- **Problem statement**
Transcribe the records that follow exactly. Skip the pictures.

Figure record extracts
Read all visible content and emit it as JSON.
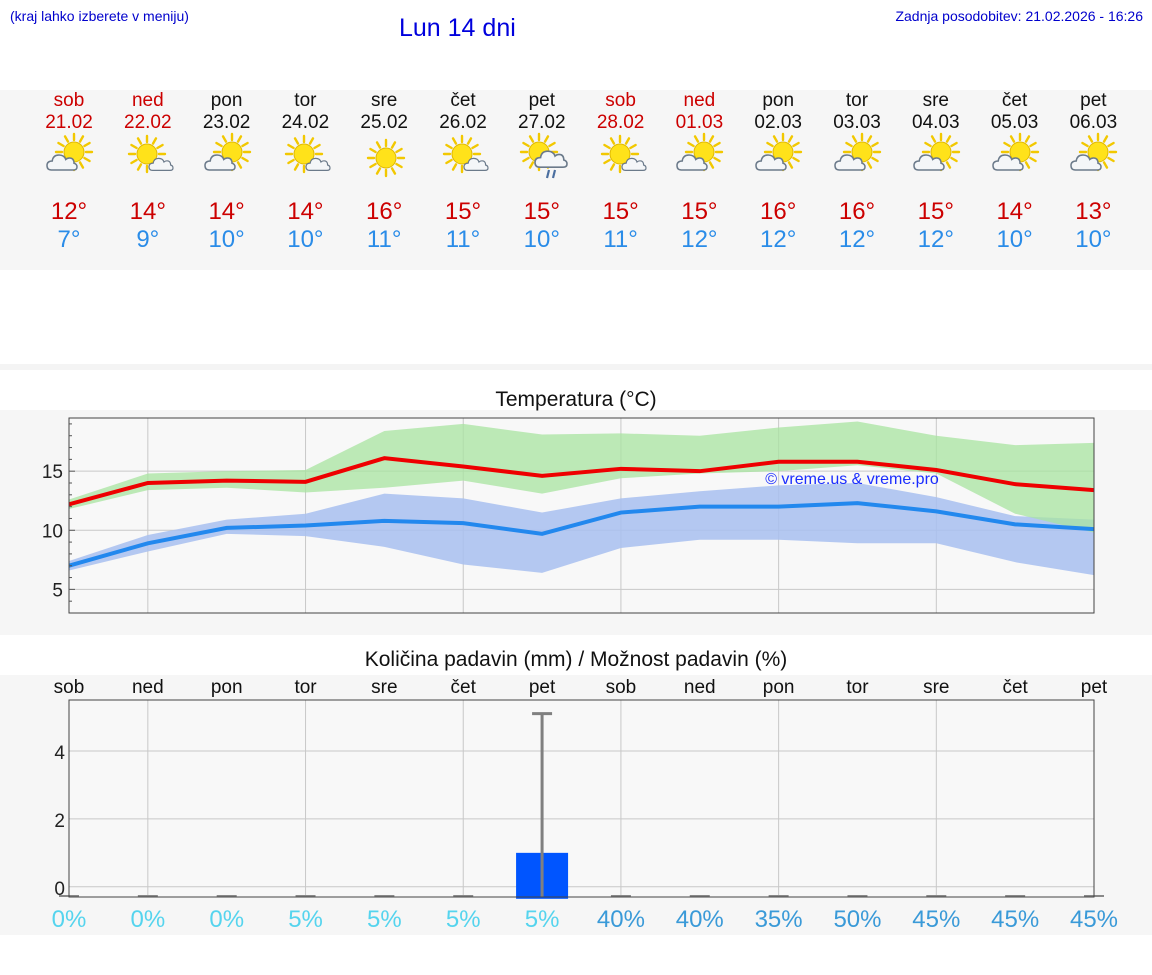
{
  "header": {
    "note": "(kraj lahko izberete v meniju)",
    "title": "Lun 14 dni",
    "updated": "Zadnja posodobitev: 21.02.2026 - 16:26"
  },
  "colors": {
    "max": "#cc0000",
    "min": "#2a8ce8",
    "link": "#0000cc"
  },
  "forecast": [
    {
      "day": "sob",
      "date": "21.02",
      "max": "12°",
      "min": "7°",
      "icon": "partly-cloudy-icon",
      "weekend": true
    },
    {
      "day": "ned",
      "date": "22.02",
      "max": "14°",
      "min": "9°",
      "icon": "sun-small-cloud-icon",
      "weekend": true
    },
    {
      "day": "pon",
      "date": "23.02",
      "max": "14°",
      "min": "10°",
      "icon": "partly-cloudy-icon",
      "weekend": false
    },
    {
      "day": "tor",
      "date": "24.02",
      "max": "14°",
      "min": "10°",
      "icon": "sun-small-cloud-icon",
      "weekend": false
    },
    {
      "day": "sre",
      "date": "25.02",
      "max": "16°",
      "min": "11°",
      "icon": "sunny-icon",
      "weekend": false
    },
    {
      "day": "čet",
      "date": "26.02",
      "max": "15°",
      "min": "11°",
      "icon": "sun-small-cloud-icon",
      "weekend": false
    },
    {
      "day": "pet",
      "date": "27.02",
      "max": "15°",
      "min": "10°",
      "icon": "sun-cloud-rain-icon",
      "weekend": false
    },
    {
      "day": "sob",
      "date": "28.02",
      "max": "15°",
      "min": "11°",
      "icon": "sun-small-cloud-icon",
      "weekend": true
    },
    {
      "day": "ned",
      "date": "01.03",
      "max": "15°",
      "min": "12°",
      "icon": "partly-cloudy-icon",
      "weekend": true
    },
    {
      "day": "pon",
      "date": "02.03",
      "max": "16°",
      "min": "12°",
      "icon": "partly-cloudy-icon",
      "weekend": false
    },
    {
      "day": "tor",
      "date": "03.03",
      "max": "16°",
      "min": "12°",
      "icon": "partly-cloudy-icon",
      "weekend": false
    },
    {
      "day": "sre",
      "date": "04.03",
      "max": "15°",
      "min": "12°",
      "icon": "partly-cloudy-icon",
      "weekend": false
    },
    {
      "day": "čet",
      "date": "05.03",
      "max": "14°",
      "min": "10°",
      "icon": "partly-cloudy-icon",
      "weekend": false
    },
    {
      "day": "pet",
      "date": "06.03",
      "max": "13°",
      "min": "10°",
      "icon": "partly-cloudy-icon",
      "weekend": false
    }
  ],
  "chart_data": [
    {
      "type": "line",
      "title": "Temperatura (°C)",
      "watermark": "© vreme.us & vreme.pro",
      "x": [
        0,
        1,
        2,
        3,
        4,
        5,
        6,
        7,
        8,
        9,
        10,
        11,
        12,
        13
      ],
      "ylim": [
        3,
        19.5
      ],
      "yticks": [
        5,
        10,
        15
      ],
      "series": [
        {
          "name": "max",
          "color": "#ee0000",
          "values": [
            12.2,
            14.0,
            14.2,
            14.1,
            16.1,
            15.4,
            14.6,
            15.2,
            15.0,
            15.8,
            15.8,
            15.1,
            13.9,
            13.4
          ]
        },
        {
          "name": "max_band_high",
          "color": "#a8e4a0",
          "values": [
            12.6,
            14.8,
            15.0,
            15.1,
            18.4,
            19.0,
            18.1,
            18.2,
            18.0,
            18.7,
            19.2,
            18.0,
            17.2,
            17.4
          ]
        },
        {
          "name": "max_band_low",
          "color": "#a8e4a0",
          "values": [
            11.8,
            13.4,
            13.6,
            13.2,
            13.6,
            14.2,
            13.1,
            14.4,
            14.8,
            15.0,
            15.5,
            14.8,
            11.4,
            9.8
          ]
        },
        {
          "name": "min",
          "color": "#2288ee",
          "values": [
            7.0,
            8.9,
            10.2,
            10.4,
            10.8,
            10.6,
            9.7,
            11.5,
            12.0,
            12.0,
            12.3,
            11.6,
            10.5,
            10.1
          ]
        },
        {
          "name": "min_band_high",
          "color": "#a8c0f0",
          "values": [
            7.4,
            9.6,
            10.9,
            11.4,
            13.1,
            12.7,
            11.5,
            12.7,
            13.3,
            13.8,
            14.0,
            12.8,
            11.2,
            10.9
          ]
        },
        {
          "name": "min_band_low",
          "color": "#a8c0f0",
          "values": [
            6.6,
            8.2,
            9.7,
            9.5,
            8.6,
            7.1,
            6.4,
            8.5,
            9.2,
            9.2,
            8.9,
            8.9,
            7.3,
            6.2
          ]
        }
      ]
    },
    {
      "type": "bar",
      "title": "Količina padavin (mm) / Možnost padavin (%)",
      "categories": [
        "sob",
        "ned",
        "pon",
        "tor",
        "sre",
        "čet",
        "pet",
        "sob",
        "ned",
        "pon",
        "tor",
        "sre",
        "čet",
        "pet"
      ],
      "ylim": [
        -0.3,
        5.5
      ],
      "yticks": [
        0,
        2,
        4
      ],
      "values": [
        0,
        0,
        0,
        0,
        0,
        0,
        1.0,
        0,
        0,
        0,
        0,
        0,
        0,
        0
      ],
      "error_high": [
        0,
        0,
        0,
        0,
        0,
        0,
        5.1,
        0,
        0,
        0,
        0,
        0,
        0,
        0
      ],
      "probability": [
        "0%",
        "0%",
        "0%",
        "5%",
        "5%",
        "5%",
        "5%",
        "40%",
        "40%",
        "35%",
        "50%",
        "45%",
        "45%",
        "45%"
      ]
    }
  ]
}
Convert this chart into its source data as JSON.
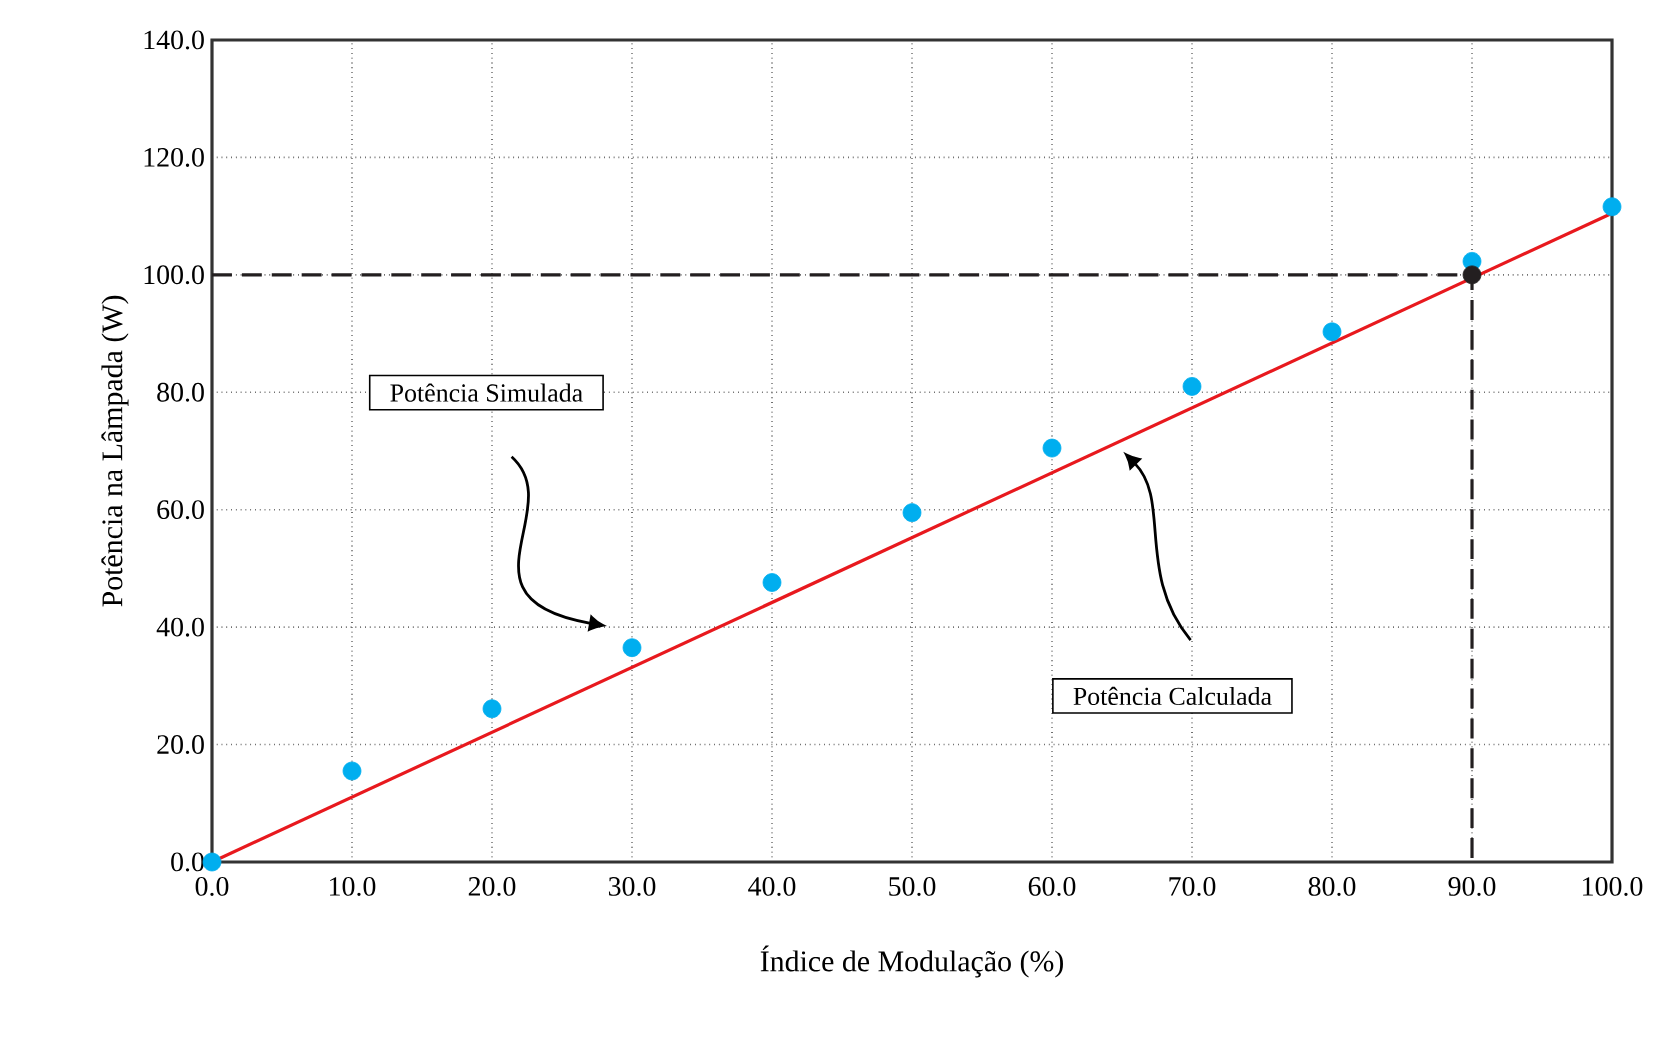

- **Complete answer**
Read all visible content and emit it as JSON.
{
  "header": {
    "note": "(kraj lahko izberete v meniju)",
    "title": "Lun 14 dni",
    "updated": "Zadnja posodobitev: 21.02.2026 - 16:26"
  },
  "colors": {
    "max": "#cc0000",
    "min": "#2a8ce8",
    "link": "#0000cc"
  },
  "forecast": [
    {
      "day": "sob",
      "date": "21.02",
      "max": "12°",
      "min": "7°",
      "icon": "partly-cloudy-icon",
      "weekend": true
    },
    {
      "day": "ned",
      "date": "22.02",
      "max": "14°",
      "min": "9°",
      "icon": "sun-small-cloud-icon",
      "weekend": true
    },
    {
      "day": "pon",
      "date": "23.02",
      "max": "14°",
      "min": "10°",
      "icon": "partly-cloudy-icon",
      "weekend": false
    },
    {
      "day": "tor",
      "date": "24.02",
      "max": "14°",
      "min": "10°",
      "icon": "sun-small-cloud-icon",
      "weekend": false
    },
    {
      "day": "sre",
      "date": "25.02",
      "max": "16°",
      "min": "11°",
      "icon": "sunny-icon",
      "weekend": false
    },
    {
      "day": "čet",
      "date": "26.02",
      "max": "15°",
      "min": "11°",
      "icon": "sun-small-cloud-icon",
      "weekend": false
    },
    {
      "day": "pet",
      "date": "27.02",
      "max": "15°",
      "min": "10°",
      "icon": "sun-cloud-rain-icon",
      "weekend": false
    },
    {
      "day": "sob",
      "date": "28.02",
      "max": "15°",
      "min": "11°",
      "icon": "sun-small-cloud-icon",
      "weekend": true
    },
    {
      "day": "ned",
      "date": "01.03",
      "max": "15°",
      "min": "12°",
      "icon": "partly-cloudy-icon",
      "weekend": true
    },
    {
      "day": "pon",
      "date": "02.03",
      "max": "16°",
      "min": "12°",
      "icon": "partly-cloudy-icon",
      "weekend": false
    },
    {
      "day": "tor",
      "date": "03.03",
      "max": "16°",
      "min": "12°",
      "icon": "partly-cloudy-icon",
      "weekend": false
    },
    {
      "day": "sre",
      "date": "04.03",
      "max": "15°",
      "min": "12°",
      "icon": "partly-cloudy-icon",
      "weekend": false
    },
    {
      "day": "čet",
      "date": "05.03",
      "max": "14°",
      "min": "10°",
      "icon": "partly-cloudy-icon",
      "weekend": false
    },
    {
      "day": "pet",
      "date": "06.03",
      "max": "13°",
      "min": "10°",
      "icon": "partly-cloudy-icon",
      "weekend": false
    }
  ],
  "chart_data": [
    {
      "type": "line",
      "title": "Temperatura (°C)",
      "watermark": "© vreme.us & vreme.pro",
      "x": [
        0,
        1,
        2,
        3,
        4,
        5,
        6,
        7,
        8,
        9,
        10,
        11,
        12,
        13
      ],
      "ylim": [
        3,
        19.5
      ],
      "yticks": [
        5,
        10,
        15
      ],
      "series": [
        {
          "name": "max",
          "color": "#ee0000",
          "values": [
            12.2,
            14.0,
            14.2,
            14.1,
            16.1,
            15.4,
            14.6,
            15.2,
            15.0,
            15.8,
            15.8,
            15.1,
            13.9,
            13.4
          ]
        },
        {
          "name": "max_band_high",
          "color": "#a8e4a0",
          "values": [
            12.6,
            14.8,
            15.0,
            15.1,
            18.4,
            19.0,
            18.1,
            18.2,
            18.0,
            18.7,
            19.2,
            18.0,
            17.2,
            17.4
          ]
        },
        {
          "name": "max_band_low",
          "color": "#a8e4a0",
          "values": [
            11.8,
            13.4,
            13.6,
            13.2,
            13.6,
            14.2,
            13.1,
            14.4,
            14.8,
            15.0,
            15.5,
            14.8,
            11.4,
            9.8
          ]
        },
        {
          "name": "min",
          "color": "#2288ee",
          "values": [
            7.0,
            8.9,
            10.2,
            10.4,
            10.8,
            10.6,
            9.7,
            11.5,
            12.0,
            12.0,
            12.3,
            11.6,
            10.5,
            10.1
          ]
        },
        {
          "name": "min_band_high",
          "color": "#a8c0f0",
          "values": [
            7.4,
            9.6,
            10.9,
            11.4,
            13.1,
            12.7,
            11.5,
            12.7,
            13.3,
            13.8,
            14.0,
            12.8,
            11.2,
            10.9
          ]
        },
        {
          "name": "min_band_low",
          "color": "#a8c0f0",
          "values": [
            6.6,
            8.2,
            9.7,
            9.5,
            8.6,
            7.1,
            6.4,
            8.5,
            9.2,
            9.2,
            8.9,
            8.9,
            7.3,
            6.2
          ]
        }
      ]
    },
    {
      "type": "bar",
      "title": "Količina padavin (mm) / Možnost padavin (%)",
      "categories": [
        "sob",
        "ned",
        "pon",
        "tor",
        "sre",
        "čet",
        "pet",
        "sob",
        "ned",
        "pon",
        "tor",
        "sre",
        "čet",
        "pet"
      ],
      "ylim": [
        -0.3,
        5.5
      ],
      "yticks": [
        0,
        2,
        4
      ],
      "values": [
        0,
        0,
        0,
        0,
        0,
        0,
        1.0,
        0,
        0,
        0,
        0,
        0,
        0,
        0
      ],
      "error_high": [
        0,
        0,
        0,
        0,
        0,
        0,
        5.1,
        0,
        0,
        0,
        0,
        0,
        0,
        0
      ],
      "probability": [
        "0%",
        "0%",
        "0%",
        "5%",
        "5%",
        "5%",
        "5%",
        "40%",
        "40%",
        "35%",
        "50%",
        "45%",
        "45%",
        "45%"
      ]
    }
  ]
}
Convert this chart into its source data as JSON.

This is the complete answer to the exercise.